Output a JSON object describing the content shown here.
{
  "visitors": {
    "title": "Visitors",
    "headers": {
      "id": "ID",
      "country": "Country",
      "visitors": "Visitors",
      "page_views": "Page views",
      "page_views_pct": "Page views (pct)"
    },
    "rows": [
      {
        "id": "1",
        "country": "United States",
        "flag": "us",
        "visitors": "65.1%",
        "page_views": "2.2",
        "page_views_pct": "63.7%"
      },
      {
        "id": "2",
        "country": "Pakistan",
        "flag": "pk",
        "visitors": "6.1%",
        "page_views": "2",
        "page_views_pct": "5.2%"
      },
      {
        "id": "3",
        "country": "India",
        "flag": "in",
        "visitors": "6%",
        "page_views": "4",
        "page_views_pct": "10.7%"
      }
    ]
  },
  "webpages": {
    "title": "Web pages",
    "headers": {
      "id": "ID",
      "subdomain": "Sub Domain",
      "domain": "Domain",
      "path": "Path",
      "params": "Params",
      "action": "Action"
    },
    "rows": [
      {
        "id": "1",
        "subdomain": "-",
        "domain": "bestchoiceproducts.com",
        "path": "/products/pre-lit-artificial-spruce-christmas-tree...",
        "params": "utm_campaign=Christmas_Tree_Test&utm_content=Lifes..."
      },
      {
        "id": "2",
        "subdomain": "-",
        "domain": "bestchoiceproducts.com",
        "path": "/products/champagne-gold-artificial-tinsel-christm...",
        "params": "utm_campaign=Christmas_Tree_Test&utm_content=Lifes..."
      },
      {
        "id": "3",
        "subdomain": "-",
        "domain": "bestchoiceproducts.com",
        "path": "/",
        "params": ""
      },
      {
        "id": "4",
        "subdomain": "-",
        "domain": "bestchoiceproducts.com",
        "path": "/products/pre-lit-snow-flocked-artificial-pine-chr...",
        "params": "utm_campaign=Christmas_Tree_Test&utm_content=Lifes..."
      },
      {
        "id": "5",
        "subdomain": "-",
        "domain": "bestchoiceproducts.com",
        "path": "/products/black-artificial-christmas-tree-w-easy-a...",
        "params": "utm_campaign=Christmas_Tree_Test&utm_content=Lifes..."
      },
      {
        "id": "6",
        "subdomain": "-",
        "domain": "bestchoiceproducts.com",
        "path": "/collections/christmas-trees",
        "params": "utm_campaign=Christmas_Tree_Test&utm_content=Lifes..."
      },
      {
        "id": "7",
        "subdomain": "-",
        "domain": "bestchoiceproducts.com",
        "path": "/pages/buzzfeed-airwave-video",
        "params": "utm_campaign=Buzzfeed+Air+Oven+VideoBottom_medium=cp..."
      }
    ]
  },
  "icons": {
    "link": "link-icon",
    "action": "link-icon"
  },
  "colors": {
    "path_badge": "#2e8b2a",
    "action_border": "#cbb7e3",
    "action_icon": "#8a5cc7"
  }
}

—————

Extract every line above containing the word "country".

      "country": "Country",
        "country": "United States",
        "country": "Pakistan",
        "country": "India",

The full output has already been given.